• Text segment
>> START

Historically, the Theory of Law was developed from legal
propheticism. Explaining: the prophet is the “individual who predicts the
future” (Aurelio, 2005, p. 667) – that is, the one who is not responsible for
the analysis of reality, but who points out the future. Oppositely, poetry has
a symbolizing capacity: it focuses on the perception of the human in a freed
way, not stagnant in the past and without the pretension of futuristic
predictions. According to Willis and Cantarini (2014, p. 41), “fiction is the
truth of law”, and it is from this point of view that “there is also a
perspective for the development, in the theory of juridical science, in a
proper and current sense, filled with fallibility, since it is essentially human
and therefore ‘possibilist’, imaginary”. What is meant by this is that there is
no perfection in any of the lexicons, because where there is the human
aspect there is also the diversity of viewpoints (and the law is ultimately
determined by narrative coherence). Based on Kafka, this approximation
can be traced to the present and to the human. Reading the novel reveals a
clear identification of lawyers with the characters and situations listed in
the narrative. This ability to approximate is an inherent characteristic of
literature, and therefore its use becomes essential to the understanding of
law.

>> END

• Stated exercise A
Lay out the rows as a Markdown table with the columns No. and Entry, starting with the first row and going on through the row with "watermark: reshebnik5-11.ru (214, 1334, 666, 1391)", leaving out blank lines.
The passage on law and fiction and the rows that follow it come from unrelated sources.

• Dataset records
>> START

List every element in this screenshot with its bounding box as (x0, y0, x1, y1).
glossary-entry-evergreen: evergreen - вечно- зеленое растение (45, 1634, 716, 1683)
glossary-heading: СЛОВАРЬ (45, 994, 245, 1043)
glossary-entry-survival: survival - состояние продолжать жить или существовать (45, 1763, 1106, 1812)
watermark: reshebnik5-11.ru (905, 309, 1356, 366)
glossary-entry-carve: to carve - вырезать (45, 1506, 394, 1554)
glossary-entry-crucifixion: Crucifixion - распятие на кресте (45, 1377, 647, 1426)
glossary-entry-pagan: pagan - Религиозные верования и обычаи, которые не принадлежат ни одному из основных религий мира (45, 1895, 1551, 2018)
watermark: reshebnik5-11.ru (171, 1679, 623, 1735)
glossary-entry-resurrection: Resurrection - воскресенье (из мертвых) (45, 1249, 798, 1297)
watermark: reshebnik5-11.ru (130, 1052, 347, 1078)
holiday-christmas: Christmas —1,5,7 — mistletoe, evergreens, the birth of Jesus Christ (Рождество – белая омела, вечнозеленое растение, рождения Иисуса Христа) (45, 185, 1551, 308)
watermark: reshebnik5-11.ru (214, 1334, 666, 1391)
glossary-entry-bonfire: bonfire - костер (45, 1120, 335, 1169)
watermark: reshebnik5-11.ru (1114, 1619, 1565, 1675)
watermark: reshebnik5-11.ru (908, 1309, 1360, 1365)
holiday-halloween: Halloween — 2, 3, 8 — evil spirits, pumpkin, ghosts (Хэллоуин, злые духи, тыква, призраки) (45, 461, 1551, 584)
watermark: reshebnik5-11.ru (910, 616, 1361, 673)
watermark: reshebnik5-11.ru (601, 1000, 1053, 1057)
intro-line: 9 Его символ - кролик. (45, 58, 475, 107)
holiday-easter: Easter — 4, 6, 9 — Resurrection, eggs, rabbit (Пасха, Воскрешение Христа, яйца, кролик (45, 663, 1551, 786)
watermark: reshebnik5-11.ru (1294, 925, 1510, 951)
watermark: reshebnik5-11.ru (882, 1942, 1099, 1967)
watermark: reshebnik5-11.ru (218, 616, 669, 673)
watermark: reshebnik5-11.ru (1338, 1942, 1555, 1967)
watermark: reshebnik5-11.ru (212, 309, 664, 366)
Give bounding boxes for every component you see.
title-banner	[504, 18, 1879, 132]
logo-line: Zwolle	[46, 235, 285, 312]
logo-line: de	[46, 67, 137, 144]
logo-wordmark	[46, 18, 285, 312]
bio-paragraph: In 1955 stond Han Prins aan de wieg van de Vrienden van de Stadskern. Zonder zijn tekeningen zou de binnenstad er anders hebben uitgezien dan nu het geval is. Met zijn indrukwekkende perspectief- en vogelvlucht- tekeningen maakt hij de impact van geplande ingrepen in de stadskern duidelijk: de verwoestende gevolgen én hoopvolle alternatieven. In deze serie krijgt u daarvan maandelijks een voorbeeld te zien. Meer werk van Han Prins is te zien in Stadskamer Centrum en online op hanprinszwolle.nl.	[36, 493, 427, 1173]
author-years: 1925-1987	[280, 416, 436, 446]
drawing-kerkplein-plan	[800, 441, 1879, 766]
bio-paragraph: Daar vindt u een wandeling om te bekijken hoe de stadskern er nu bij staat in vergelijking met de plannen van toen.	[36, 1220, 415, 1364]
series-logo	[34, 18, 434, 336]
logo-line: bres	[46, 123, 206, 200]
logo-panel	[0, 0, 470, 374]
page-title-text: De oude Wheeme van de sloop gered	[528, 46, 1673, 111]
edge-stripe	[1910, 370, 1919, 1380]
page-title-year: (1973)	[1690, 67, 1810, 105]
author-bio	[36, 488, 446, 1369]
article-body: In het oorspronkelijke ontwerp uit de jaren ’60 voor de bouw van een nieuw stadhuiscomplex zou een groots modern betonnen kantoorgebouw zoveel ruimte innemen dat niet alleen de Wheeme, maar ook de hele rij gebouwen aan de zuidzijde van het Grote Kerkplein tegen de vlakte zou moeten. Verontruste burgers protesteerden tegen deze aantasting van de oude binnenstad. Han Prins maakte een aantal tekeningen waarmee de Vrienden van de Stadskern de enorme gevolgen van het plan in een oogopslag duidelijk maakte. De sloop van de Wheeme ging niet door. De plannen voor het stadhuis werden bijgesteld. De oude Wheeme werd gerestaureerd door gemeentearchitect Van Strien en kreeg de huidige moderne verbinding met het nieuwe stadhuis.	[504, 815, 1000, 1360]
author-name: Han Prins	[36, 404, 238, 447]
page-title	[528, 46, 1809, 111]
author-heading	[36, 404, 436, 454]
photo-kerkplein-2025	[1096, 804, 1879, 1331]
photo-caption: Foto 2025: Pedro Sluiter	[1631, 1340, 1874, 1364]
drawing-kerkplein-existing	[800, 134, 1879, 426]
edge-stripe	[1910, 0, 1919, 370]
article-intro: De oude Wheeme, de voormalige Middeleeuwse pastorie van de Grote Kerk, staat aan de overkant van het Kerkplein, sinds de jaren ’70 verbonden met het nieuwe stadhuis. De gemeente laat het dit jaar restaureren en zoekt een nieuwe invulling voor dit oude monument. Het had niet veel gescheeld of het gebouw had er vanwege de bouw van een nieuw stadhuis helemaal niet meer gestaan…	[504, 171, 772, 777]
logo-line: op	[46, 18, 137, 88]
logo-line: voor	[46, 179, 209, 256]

>> END

• Stated exercise B
Repeat the passage on law and fiction in full, word for word.

• Exercise response A
| No. | Entry |
|---|---|
| 1 | List every element in this screenshot with its bounding box as (x0, y0, x1, y1). |
| 2 | glossary-entry-evergreen: evergreen - вечно- зеленое растение (45, 1634, 716, 1683) |
| 3 | glossary-heading: СЛОВАРЬ (45, 994, 245, 1043) |
| 4 | glossary-entry-survival: survival - состояние продолжать жить или существовать (45, 1763, 1106, 1812) |
| 5 | watermark: reshebnik5-11.ru (905, 309, 1356, 366) |
| 6 | glossary-entry-carve: to carve - вырезать (45, 1506, 394, 1554) |
| 7 | glossary-entry-crucifixion: Crucifixion - распятие на кресте (45, 1377, 647, 1426) |
| 8 | glossary-entry-pagan: pagan - Религиозные верования и обычаи, которые не принадлежат ни одному из основных религий мира (45, 1895, 1551, 2018) |
| 9 | watermark: reshebnik5-11.ru (171, 1679, 623, 1735) |
| 10 | glossary-entry-resurrection: Resurrection - воскресенье (из мертвых) (45, 1249, 798, 1297) |
| 11 | watermark: reshebnik5-11.ru (130, 1052, 347, 1078) |
| 12 | holiday-christmas: Christmas —1,5,7 — mistletoe, evergreens, the birth of Jesus Christ (Рождество – белая омела, вечнозеленое растение, рождения Иисуса Христа) (45, 185, 1551, 308) |
| 13 | watermark: reshebnik5-11.ru (214, 1334, 666, 1391) |

• Exercise response B
Historically, the Theory of Law was developed from legal
propheticism. Explaining: the prophet is the “individual who predicts the
future” (Aurelio, 2005, p. 667) – that is, the one who is not responsible for
the analysis of reality, but who points out the future. Oppositely, poetry has
a symbolizing capacity: it focuses on the perception of the human in a freed
way, not stagnant in the past and without the pretension of futuristic
predictions. According to Willis and Cantarini (2014, p. 41), “fiction is the
truth of law”, and it is from this point of view that “there is also a
perspective for the development, in the theory of juridical science, in a
proper and current sense, filled with fallibility, since it is essentially human
and therefore ‘possibilist’, imaginary”. What is meant by this is that there is
no perfection in any of the lexicons, because where there is the human
aspect there is also the diversity of viewpoints (and the law is ultimately
determined by narrative coherence). Based on Kafka, this approximation
can be traced to the present and to the human. Reading the novel reveals a
clear identification of lawyers with the characters and situations listed in
the narrative. This ability to approximate is an inherent characteristic of
literature, and therefore its use becomes essential to the understanding of
law.